WHAT IS EXPECTED
Keep only the lines that hold the string "сведений", filtering out the rest of the entries below.

DATASET ROWS
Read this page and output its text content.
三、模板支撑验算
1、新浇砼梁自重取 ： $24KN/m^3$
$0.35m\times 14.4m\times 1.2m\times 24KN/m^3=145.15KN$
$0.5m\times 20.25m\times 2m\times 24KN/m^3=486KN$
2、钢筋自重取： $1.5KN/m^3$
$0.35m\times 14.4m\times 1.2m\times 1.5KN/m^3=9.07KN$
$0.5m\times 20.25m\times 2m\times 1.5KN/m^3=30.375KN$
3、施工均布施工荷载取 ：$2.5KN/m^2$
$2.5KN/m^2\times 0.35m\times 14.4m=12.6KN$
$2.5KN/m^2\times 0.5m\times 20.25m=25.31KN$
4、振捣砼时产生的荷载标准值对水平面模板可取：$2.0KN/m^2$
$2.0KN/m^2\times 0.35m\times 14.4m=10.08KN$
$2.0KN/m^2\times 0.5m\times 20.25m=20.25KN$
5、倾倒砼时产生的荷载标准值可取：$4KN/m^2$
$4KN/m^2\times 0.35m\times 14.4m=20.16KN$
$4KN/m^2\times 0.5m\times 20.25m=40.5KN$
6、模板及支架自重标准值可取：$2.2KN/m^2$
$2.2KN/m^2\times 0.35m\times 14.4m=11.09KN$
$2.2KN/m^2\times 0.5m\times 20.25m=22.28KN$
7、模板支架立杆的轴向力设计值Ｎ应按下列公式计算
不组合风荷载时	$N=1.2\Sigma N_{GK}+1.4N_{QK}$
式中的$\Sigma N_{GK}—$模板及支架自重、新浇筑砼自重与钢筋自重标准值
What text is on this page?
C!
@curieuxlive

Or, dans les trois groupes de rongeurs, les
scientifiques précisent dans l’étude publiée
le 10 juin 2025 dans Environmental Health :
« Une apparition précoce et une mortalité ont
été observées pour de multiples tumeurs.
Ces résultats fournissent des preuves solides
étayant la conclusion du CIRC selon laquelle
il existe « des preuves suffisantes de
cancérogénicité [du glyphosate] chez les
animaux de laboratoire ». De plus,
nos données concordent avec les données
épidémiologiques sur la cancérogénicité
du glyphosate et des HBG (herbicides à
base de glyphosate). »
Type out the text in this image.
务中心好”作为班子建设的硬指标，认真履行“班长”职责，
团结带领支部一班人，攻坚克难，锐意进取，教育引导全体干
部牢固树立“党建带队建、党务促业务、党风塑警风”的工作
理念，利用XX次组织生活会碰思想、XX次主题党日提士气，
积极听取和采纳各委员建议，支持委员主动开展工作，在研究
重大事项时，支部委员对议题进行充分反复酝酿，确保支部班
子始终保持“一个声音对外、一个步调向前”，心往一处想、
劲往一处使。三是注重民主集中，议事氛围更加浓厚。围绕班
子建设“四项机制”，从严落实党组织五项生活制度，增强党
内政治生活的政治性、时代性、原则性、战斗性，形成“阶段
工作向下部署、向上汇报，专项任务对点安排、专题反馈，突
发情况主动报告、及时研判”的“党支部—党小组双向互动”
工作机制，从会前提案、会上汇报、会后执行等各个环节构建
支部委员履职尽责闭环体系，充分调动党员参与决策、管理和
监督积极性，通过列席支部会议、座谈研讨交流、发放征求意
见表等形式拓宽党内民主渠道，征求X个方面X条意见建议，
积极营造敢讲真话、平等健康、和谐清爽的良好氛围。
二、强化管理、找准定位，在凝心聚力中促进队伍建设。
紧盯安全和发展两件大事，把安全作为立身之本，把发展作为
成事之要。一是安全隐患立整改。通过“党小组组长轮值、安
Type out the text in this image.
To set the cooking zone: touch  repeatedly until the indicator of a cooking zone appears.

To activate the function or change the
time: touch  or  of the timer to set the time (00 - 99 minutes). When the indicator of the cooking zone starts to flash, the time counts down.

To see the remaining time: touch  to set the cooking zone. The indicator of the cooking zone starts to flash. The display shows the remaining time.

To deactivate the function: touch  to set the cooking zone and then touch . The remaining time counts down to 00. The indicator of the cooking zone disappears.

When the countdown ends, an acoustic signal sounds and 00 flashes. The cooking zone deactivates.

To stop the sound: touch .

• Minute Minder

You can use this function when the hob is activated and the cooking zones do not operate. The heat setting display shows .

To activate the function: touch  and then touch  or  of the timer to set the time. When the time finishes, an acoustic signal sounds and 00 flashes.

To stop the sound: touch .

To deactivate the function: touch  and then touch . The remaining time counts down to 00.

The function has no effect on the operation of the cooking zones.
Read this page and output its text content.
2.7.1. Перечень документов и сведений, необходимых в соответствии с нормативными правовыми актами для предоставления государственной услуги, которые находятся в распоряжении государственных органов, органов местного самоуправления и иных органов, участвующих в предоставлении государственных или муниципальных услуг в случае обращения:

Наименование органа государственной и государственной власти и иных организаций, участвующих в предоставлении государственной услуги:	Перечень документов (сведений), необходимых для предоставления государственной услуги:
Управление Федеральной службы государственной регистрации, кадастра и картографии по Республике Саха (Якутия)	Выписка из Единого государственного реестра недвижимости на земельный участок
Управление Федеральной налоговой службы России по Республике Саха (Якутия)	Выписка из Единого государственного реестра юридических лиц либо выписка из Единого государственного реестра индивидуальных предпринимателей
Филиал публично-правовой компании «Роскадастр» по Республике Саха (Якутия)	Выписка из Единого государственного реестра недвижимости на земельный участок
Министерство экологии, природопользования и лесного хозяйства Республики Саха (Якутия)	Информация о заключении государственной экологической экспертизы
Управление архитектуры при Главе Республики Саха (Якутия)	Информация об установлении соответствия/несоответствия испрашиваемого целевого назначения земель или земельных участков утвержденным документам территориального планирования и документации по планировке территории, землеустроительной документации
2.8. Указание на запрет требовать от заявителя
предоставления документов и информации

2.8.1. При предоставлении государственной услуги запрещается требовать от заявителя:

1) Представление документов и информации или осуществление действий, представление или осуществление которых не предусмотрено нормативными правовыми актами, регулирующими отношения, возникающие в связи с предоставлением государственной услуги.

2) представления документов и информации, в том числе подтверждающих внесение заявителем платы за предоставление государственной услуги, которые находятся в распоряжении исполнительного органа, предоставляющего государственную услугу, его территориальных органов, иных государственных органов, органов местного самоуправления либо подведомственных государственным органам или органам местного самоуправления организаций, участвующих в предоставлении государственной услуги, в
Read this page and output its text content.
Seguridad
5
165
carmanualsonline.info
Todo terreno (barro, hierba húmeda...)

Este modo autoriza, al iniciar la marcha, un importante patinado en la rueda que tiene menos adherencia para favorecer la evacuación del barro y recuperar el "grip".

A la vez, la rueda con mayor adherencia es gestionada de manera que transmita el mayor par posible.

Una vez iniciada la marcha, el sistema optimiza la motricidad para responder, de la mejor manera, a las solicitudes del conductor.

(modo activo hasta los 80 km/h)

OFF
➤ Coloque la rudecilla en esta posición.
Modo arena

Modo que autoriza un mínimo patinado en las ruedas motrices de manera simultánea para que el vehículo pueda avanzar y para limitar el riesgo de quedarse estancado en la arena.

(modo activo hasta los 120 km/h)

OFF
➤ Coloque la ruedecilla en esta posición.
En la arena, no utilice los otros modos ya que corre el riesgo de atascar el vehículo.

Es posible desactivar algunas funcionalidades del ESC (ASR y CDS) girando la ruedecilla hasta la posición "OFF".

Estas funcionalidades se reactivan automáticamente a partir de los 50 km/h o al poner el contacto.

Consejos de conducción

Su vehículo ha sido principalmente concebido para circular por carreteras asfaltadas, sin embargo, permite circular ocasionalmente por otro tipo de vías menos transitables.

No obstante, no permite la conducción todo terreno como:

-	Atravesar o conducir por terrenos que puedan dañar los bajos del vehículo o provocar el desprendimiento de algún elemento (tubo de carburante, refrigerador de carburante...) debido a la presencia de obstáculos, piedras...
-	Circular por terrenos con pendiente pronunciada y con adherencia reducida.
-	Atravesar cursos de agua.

EXERCISE ANSWER
2.7.1. Перечень документов и сведений, необходимых в соответствии с нормативными правовыми актами для предоставления государственной услуги, которые находятся в распоряжении государственных органов, органов местного самоуправления и иных органов, участвующих в предоставлении государственных или муниципальных услуг в случае обращения:
Наименование органа государственной и государственной власти и иных организаций, участвующих в предоставлении государственной услуги:	Перечень документов (сведений), необходимых для предоставления государственной услуги:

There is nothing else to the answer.